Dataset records
::::::::

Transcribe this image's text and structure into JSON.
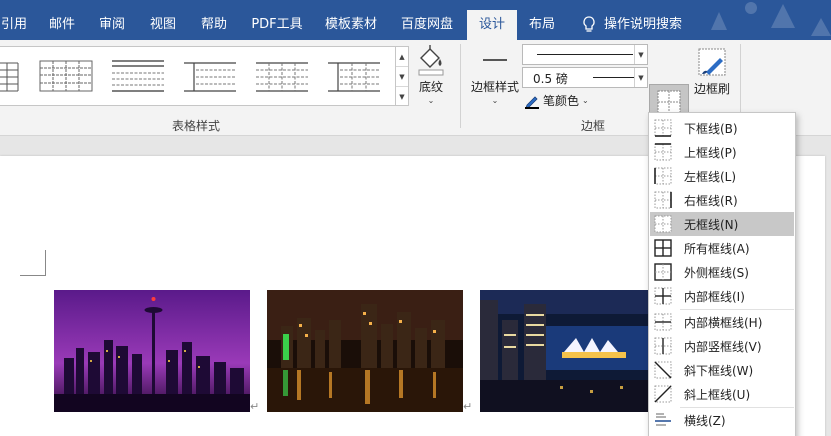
{
  "tabs": [
    {
      "label": "引用",
      "active": false
    },
    {
      "label": "邮件",
      "active": false
    },
    {
      "label": "审阅",
      "active": false
    },
    {
      "label": "视图",
      "active": false
    },
    {
      "label": "帮助",
      "active": false
    },
    {
      "label": "PDF工具",
      "active": false
    },
    {
      "label": "模板素材",
      "active": false
    },
    {
      "label": "百度网盘",
      "active": false
    },
    {
      "label": "设计",
      "active": true
    },
    {
      "label": "布局",
      "active": false
    }
  ],
  "tell_me": "操作说明搜索",
  "ribbon": {
    "table_styles_label": "表格样式",
    "shading_label": "底纹",
    "border_styles_label": "边框样式",
    "pen_weight": "0.5 磅",
    "pen_color_label": "笔颜色",
    "borders_button_label": "边框",
    "border_painter_label": "边框刷",
    "borders_group_label": "边框"
  },
  "border_menu": {
    "items": [
      {
        "label": "下框线(B)",
        "icon": "border-bottom-icon"
      },
      {
        "label": "上框线(P)",
        "icon": "border-top-icon"
      },
      {
        "label": "左框线(L)",
        "icon": "border-left-icon"
      },
      {
        "label": "右框线(R)",
        "icon": "border-right-icon"
      },
      {
        "label": "无框线(N)",
        "icon": "border-none-icon",
        "selected": true
      },
      {
        "label": "所有框线(A)",
        "icon": "border-all-icon"
      },
      {
        "label": "外侧框线(S)",
        "icon": "border-outside-icon"
      },
      {
        "label": "内部框线(I)",
        "icon": "border-inside-icon"
      },
      {
        "label": "内部横框线(H)",
        "icon": "border-inside-horizontal-icon"
      },
      {
        "label": "内部竖框线(V)",
        "icon": "border-inside-vertical-icon"
      },
      {
        "label": "斜下框线(W)",
        "icon": "diagonal-down-icon"
      },
      {
        "label": "斜上框线(U)",
        "icon": "diagonal-up-icon"
      },
      {
        "label": "横线(Z)",
        "icon": "horizontal-line-icon"
      }
    ]
  },
  "colors": {
    "accent": "#2b579a",
    "ribbon_bg": "#f3f3f3",
    "selected_item": "#c8c8c8"
  }
}
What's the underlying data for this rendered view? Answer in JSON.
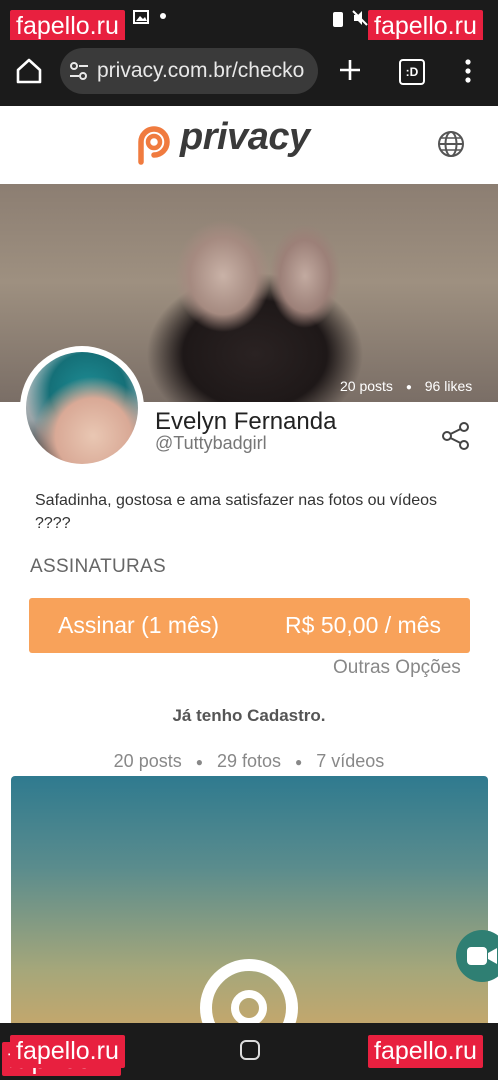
{
  "watermarks": {
    "brand": "fapello.ru",
    "brand_partial": "fap   .com"
  },
  "browser": {
    "url": "privacy.com.br/checko",
    "tabs_label": ":D"
  },
  "header": {
    "logo": "privacy",
    "language_icon": "globe-icon"
  },
  "profile": {
    "posts_stat": "20 posts",
    "likes_stat": "96 likes",
    "name": "Evelyn Fernanda",
    "handle": "@Tuttybadgirl",
    "bio": "Safadinha, gostosa e ama satisfazer nas fotos ou vídeos ????"
  },
  "subscriptions": {
    "title": "ASSINATURAS",
    "plan_label": "Assinar (1 mês)",
    "plan_price": "R$ 50,00 / mês",
    "other_options": "Outras Opções"
  },
  "already_registered": "Já tenho Cadastro.",
  "content_counts": {
    "posts": "20 posts",
    "photos": "29 fotos",
    "videos": "7 vídeos"
  },
  "colors": {
    "accent": "#f8a25a",
    "brand_orange": "#f07b3f",
    "watermark": "#e8203f"
  }
}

::::::::

What you will do: Repeat the material above in full and exactly, apart from the pictures.

Solution to this exercise:
Transcribe this image's text and structure into JSON.
{
  "tabs": [
    {
      "label": "引用",
      "active": false
    },
    {
      "label": "邮件",
      "active": false
    },
    {
      "label": "审阅",
      "active": false
    },
    {
      "label": "视图",
      "active": false
    },
    {
      "label": "帮助",
      "active": false
    },
    {
      "label": "PDF工具",
      "active": false
    },
    {
      "label": "模板素材",
      "active": false
    },
    {
      "label": "百度网盘",
      "active": false
    },
    {
      "label": "设计",
      "active": true
    },
    {
      "label": "布局",
      "active": false
    }
  ],
  "tell_me": "操作说明搜索",
  "ribbon": {
    "table_styles_label": "表格样式",
    "shading_label": "底纹",
    "border_styles_label": "边框样式",
    "pen_weight": "0.5 磅",
    "pen_color_label": "笔颜色",
    "borders_button_label": "边框",
    "border_painter_label": "边框刷",
    "borders_group_label": "边框"
  },
  "border_menu": {
    "items": [
      {
        "label": "下框线(B)",
        "icon": "border-bottom-icon"
      },
      {
        "label": "上框线(P)",
        "icon": "border-top-icon"
      },
      {
        "label": "左框线(L)",
        "icon": "border-left-icon"
      },
      {
        "label": "右框线(R)",
        "icon": "border-right-icon"
      },
      {
        "label": "无框线(N)",
        "icon": "border-none-icon",
        "selected": true
      },
      {
        "label": "所有框线(A)",
        "icon": "border-all-icon"
      },
      {
        "label": "外侧框线(S)",
        "icon": "border-outside-icon"
      },
      {
        "label": "内部框线(I)",
        "icon": "border-inside-icon"
      },
      {
        "label": "内部横框线(H)",
        "icon": "border-inside-horizontal-icon"
      },
      {
        "label": "内部竖框线(V)",
        "icon": "border-inside-vertical-icon"
      },
      {
        "label": "斜下框线(W)",
        "icon": "diagonal-down-icon"
      },
      {
        "label": "斜上框线(U)",
        "icon": "diagonal-up-icon"
      },
      {
        "label": "横线(Z)",
        "icon": "horizontal-line-icon"
      }
    ]
  },
  "colors": {
    "accent": "#2b579a",
    "ribbon_bg": "#f3f3f3",
    "selected_item": "#c8c8c8"
  }
}
What's the underlying data for this rendered view? Answer in JSON.
{
  "watermarks": {
    "brand": "fapello.ru",
    "brand_partial": "fap   .com"
  },
  "browser": {
    "url": "privacy.com.br/checko",
    "tabs_label": ":D"
  },
  "header": {
    "logo": "privacy",
    "language_icon": "globe-icon"
  },
  "profile": {
    "posts_stat": "20 posts",
    "likes_stat": "96 likes",
    "name": "Evelyn Fernanda",
    "handle": "@Tuttybadgirl",
    "bio": "Safadinha, gostosa e ama satisfazer nas fotos ou vídeos ????"
  },
  "subscriptions": {
    "title": "ASSINATURAS",
    "plan_label": "Assinar (1 mês)",
    "plan_price": "R$ 50,00 / mês",
    "other_options": "Outras Opções"
  },
  "already_registered": "Já tenho Cadastro.",
  "content_counts": {
    "posts": "20 posts",
    "photos": "29 fotos",
    "videos": "7 vídeos"
  },
  "colors": {
    "accent": "#f8a25a",
    "brand_orange": "#f07b3f",
    "watermark": "#e8203f"
  }
}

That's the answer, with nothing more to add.